- **Records supplied**:
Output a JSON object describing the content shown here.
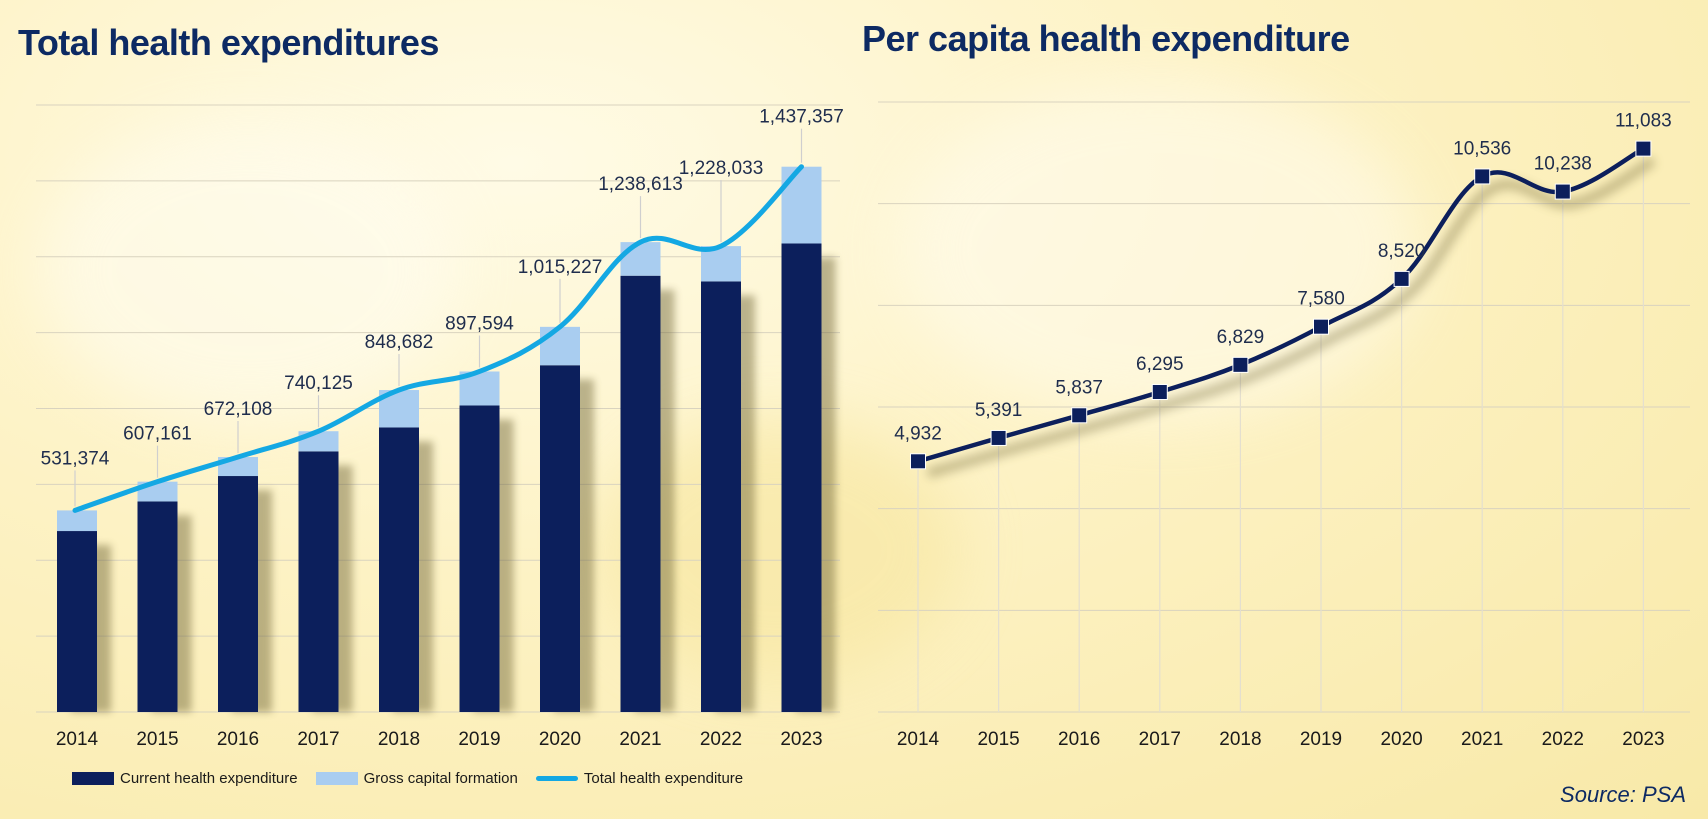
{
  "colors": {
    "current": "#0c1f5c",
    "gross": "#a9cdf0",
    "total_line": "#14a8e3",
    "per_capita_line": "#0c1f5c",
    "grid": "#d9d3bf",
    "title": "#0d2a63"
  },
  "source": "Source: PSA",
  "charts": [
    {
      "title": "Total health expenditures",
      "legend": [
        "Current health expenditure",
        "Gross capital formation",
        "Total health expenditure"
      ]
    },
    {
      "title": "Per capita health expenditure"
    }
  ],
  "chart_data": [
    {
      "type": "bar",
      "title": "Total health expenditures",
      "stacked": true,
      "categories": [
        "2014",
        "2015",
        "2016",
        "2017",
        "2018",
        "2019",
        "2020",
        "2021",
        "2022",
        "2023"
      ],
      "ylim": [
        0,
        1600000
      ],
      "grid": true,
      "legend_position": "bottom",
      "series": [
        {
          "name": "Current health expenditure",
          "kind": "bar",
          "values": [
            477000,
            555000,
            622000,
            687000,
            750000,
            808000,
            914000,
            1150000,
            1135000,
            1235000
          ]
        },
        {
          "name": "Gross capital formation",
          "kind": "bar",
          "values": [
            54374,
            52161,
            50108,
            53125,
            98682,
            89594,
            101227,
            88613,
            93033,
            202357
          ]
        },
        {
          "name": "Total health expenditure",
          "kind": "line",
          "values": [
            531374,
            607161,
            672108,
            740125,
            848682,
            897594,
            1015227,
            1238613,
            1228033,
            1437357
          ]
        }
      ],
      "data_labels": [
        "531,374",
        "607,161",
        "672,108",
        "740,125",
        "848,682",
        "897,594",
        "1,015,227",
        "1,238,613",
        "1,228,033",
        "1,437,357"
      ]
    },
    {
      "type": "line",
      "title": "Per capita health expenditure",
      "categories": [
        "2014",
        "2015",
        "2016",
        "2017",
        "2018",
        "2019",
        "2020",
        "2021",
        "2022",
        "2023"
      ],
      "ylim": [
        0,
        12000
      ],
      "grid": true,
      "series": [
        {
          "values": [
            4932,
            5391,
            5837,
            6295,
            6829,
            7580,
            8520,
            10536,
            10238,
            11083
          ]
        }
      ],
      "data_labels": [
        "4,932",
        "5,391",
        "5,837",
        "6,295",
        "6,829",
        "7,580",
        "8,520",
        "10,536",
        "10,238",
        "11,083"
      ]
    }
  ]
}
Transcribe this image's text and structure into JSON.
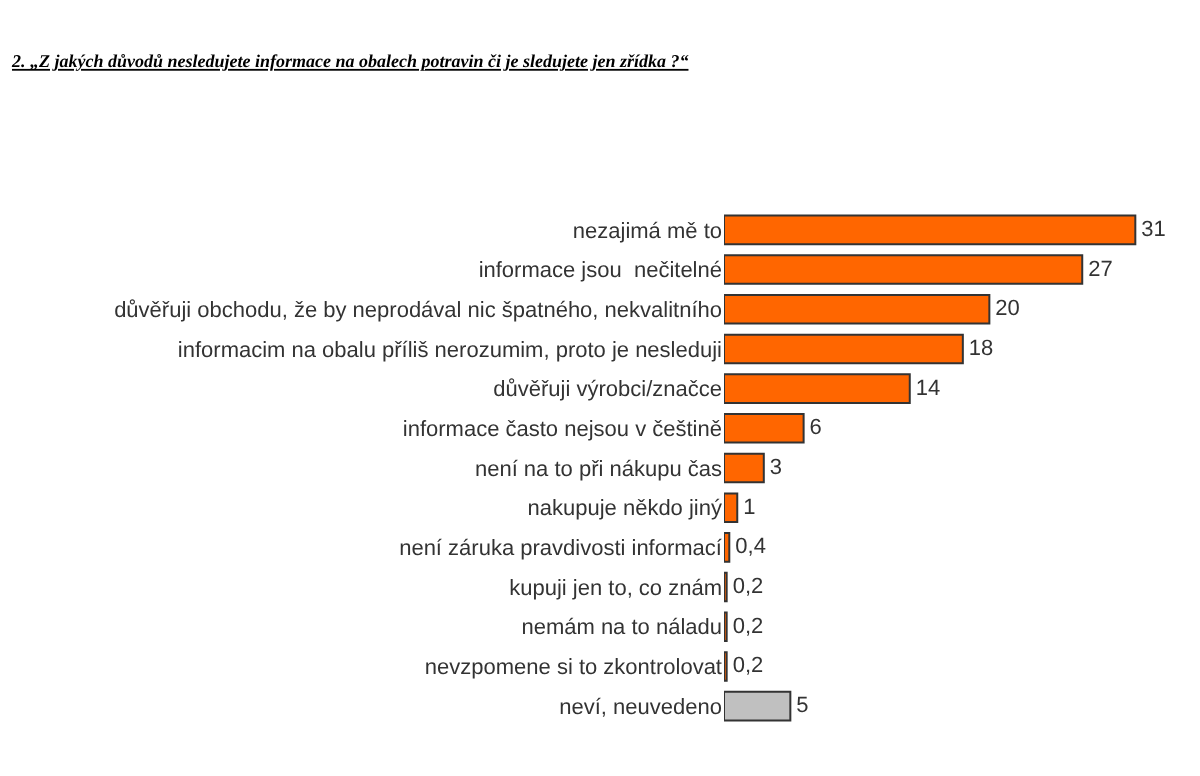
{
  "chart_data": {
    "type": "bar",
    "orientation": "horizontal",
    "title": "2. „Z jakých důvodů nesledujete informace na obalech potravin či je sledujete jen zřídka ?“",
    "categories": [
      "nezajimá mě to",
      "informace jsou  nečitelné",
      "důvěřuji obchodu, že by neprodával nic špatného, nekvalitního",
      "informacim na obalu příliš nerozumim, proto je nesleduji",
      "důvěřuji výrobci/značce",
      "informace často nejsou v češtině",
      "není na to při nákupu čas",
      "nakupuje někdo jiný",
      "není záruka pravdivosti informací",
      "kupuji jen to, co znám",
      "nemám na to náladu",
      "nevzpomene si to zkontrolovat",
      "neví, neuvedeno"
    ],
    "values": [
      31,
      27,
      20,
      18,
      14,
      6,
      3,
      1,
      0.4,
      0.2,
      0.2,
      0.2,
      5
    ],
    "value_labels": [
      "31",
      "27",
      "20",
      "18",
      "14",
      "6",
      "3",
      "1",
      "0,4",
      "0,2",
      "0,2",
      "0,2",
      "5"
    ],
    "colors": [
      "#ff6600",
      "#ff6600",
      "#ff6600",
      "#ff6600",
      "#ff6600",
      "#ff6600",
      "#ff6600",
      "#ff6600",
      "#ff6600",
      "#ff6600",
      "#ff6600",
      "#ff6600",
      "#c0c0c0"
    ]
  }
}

* * *

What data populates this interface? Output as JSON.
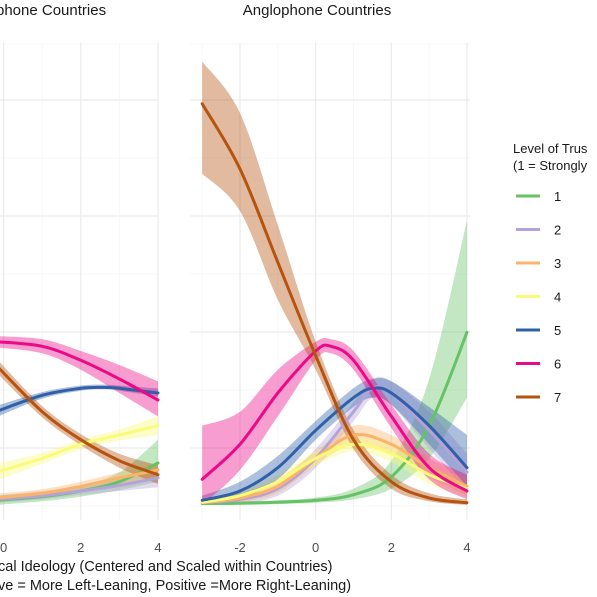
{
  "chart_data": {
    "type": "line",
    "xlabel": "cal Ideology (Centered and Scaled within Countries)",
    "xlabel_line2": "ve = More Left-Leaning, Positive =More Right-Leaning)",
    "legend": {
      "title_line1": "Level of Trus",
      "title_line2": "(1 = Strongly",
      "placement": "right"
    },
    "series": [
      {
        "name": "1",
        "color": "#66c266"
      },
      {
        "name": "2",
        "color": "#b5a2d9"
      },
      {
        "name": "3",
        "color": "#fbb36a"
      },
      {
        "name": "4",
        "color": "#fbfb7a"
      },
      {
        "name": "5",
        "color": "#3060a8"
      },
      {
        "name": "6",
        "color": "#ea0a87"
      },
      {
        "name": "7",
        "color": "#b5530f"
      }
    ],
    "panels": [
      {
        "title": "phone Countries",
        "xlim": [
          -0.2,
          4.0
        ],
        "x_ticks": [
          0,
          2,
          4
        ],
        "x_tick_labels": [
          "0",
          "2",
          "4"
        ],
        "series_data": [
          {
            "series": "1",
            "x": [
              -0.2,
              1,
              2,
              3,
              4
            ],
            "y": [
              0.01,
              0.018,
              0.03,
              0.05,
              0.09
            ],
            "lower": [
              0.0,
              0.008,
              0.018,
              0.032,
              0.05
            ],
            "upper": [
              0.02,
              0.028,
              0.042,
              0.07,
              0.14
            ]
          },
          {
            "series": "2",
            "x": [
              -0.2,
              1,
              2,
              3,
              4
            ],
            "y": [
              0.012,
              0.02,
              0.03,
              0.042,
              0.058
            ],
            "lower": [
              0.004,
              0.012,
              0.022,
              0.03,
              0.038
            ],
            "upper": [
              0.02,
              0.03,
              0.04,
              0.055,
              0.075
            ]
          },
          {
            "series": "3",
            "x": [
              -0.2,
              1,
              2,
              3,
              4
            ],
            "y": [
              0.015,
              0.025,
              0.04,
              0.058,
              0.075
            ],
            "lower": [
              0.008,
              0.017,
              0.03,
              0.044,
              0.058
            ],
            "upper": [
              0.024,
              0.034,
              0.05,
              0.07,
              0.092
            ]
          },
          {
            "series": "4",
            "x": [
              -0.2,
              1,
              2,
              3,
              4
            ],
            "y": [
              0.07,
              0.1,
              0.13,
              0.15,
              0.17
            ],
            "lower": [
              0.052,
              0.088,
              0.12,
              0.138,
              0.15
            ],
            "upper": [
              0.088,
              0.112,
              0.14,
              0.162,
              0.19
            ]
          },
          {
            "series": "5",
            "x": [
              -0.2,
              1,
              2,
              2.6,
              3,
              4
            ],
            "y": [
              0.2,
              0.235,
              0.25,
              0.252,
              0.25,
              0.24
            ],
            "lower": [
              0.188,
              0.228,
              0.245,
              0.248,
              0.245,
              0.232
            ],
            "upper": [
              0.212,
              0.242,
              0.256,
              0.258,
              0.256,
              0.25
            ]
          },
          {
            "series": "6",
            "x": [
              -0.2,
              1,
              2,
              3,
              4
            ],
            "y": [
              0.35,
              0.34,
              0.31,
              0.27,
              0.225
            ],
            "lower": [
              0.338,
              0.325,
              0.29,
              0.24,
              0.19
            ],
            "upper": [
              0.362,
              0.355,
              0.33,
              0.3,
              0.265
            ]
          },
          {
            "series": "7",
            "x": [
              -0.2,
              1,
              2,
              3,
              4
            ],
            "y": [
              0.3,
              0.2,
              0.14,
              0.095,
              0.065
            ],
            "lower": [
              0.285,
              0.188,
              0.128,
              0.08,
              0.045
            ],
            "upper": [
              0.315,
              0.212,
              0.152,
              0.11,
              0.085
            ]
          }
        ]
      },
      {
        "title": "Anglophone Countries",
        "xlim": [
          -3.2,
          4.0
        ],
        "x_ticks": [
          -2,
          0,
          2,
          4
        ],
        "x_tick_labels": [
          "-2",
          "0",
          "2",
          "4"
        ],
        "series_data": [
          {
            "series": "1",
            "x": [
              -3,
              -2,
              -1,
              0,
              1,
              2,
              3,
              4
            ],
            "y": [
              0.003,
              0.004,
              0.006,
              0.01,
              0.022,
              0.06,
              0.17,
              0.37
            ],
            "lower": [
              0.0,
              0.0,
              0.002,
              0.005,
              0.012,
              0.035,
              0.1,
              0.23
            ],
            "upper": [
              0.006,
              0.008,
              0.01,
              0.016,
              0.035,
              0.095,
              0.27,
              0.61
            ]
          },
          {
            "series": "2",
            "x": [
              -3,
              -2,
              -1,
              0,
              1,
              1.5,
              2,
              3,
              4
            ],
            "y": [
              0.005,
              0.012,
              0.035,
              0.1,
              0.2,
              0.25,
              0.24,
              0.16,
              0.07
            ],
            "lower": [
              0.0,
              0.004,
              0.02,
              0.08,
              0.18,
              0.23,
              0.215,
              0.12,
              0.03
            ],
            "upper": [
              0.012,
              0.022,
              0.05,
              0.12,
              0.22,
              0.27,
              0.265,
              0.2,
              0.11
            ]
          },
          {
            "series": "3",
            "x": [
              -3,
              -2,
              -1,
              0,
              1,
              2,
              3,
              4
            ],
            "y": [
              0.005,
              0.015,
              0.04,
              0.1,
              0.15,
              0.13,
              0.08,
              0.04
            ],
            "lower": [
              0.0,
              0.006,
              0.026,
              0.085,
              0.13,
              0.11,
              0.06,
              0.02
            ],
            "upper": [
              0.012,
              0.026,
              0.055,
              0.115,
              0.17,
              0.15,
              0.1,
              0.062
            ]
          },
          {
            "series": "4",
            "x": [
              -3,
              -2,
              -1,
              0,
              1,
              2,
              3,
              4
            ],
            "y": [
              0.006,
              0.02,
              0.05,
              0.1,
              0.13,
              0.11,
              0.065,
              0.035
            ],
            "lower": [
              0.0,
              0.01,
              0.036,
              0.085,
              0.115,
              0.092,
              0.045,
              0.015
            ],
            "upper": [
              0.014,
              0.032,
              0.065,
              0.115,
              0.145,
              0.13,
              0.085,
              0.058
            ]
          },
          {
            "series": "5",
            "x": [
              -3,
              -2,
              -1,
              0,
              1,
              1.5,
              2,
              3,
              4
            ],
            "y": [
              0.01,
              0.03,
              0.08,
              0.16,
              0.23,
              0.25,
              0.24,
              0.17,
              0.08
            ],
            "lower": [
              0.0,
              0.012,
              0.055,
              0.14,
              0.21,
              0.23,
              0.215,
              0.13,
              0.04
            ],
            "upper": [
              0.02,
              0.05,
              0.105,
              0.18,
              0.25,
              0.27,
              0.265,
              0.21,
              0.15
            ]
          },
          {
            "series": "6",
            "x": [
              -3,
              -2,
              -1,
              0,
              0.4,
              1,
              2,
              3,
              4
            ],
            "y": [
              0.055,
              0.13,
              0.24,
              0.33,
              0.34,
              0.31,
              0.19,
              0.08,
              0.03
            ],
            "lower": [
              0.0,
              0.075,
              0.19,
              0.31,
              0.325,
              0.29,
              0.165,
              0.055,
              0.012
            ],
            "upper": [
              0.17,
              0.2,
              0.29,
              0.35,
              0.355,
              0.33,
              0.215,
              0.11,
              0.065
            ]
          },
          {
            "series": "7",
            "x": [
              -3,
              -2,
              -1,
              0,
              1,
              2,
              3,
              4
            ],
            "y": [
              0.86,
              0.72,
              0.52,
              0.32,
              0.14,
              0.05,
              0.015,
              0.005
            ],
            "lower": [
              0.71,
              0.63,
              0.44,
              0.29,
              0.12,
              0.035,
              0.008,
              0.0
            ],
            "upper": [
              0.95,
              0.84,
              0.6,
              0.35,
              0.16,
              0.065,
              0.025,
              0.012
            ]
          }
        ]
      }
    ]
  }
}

--

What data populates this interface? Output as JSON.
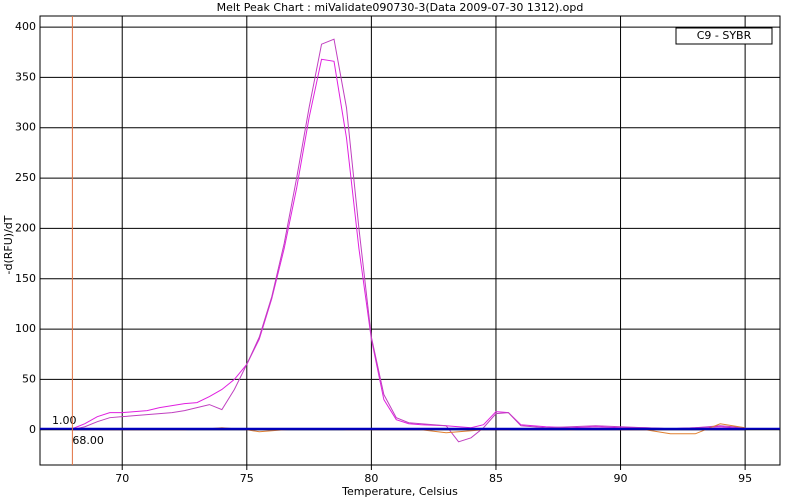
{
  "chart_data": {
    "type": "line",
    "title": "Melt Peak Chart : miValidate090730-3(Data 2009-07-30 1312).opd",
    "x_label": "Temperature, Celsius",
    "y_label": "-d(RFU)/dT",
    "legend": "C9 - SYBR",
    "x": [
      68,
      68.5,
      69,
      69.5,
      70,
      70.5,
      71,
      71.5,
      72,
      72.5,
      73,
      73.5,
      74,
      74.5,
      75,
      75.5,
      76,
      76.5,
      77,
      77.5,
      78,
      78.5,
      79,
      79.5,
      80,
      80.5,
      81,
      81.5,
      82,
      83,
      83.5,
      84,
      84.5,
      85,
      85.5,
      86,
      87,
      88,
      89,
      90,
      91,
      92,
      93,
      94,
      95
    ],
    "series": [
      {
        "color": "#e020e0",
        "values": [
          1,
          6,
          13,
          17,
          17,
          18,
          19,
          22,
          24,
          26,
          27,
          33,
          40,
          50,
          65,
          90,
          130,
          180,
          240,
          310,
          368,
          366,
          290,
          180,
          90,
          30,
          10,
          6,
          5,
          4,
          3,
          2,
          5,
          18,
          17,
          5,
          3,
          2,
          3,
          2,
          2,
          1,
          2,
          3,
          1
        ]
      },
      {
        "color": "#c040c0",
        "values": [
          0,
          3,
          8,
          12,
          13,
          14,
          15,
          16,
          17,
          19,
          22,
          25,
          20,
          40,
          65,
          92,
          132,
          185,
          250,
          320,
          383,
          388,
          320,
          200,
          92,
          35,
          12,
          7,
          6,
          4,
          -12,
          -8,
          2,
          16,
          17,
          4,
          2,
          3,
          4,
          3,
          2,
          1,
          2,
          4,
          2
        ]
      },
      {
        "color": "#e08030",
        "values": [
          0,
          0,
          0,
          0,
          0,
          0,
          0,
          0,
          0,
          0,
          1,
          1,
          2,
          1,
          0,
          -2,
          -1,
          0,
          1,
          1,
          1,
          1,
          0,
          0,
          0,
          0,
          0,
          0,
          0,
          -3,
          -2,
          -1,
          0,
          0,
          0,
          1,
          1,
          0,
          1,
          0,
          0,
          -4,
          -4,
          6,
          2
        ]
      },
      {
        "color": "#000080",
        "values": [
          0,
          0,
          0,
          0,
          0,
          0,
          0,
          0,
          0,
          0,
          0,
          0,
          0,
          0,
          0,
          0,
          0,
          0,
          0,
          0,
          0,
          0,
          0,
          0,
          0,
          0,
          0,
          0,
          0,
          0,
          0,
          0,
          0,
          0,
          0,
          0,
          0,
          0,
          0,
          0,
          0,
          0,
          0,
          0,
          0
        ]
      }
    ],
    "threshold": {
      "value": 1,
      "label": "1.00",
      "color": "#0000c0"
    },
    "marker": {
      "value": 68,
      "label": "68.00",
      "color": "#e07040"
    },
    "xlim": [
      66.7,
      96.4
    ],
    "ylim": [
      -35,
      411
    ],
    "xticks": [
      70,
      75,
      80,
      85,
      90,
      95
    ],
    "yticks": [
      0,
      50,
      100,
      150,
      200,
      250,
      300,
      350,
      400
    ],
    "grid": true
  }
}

- **Written problem**:
Pick out each line that holds the string "health".

- **Solution**:
      "title": "Total health expenditures",
        "Current health expenditure",
        "Total health expenditure"
      "title": "Per capita health expenditure"
      "title": "Total health expenditures",
          "name": "Current health expenditure",
          "name": "Total health expenditure",
      "title": "Per capita health expenditure",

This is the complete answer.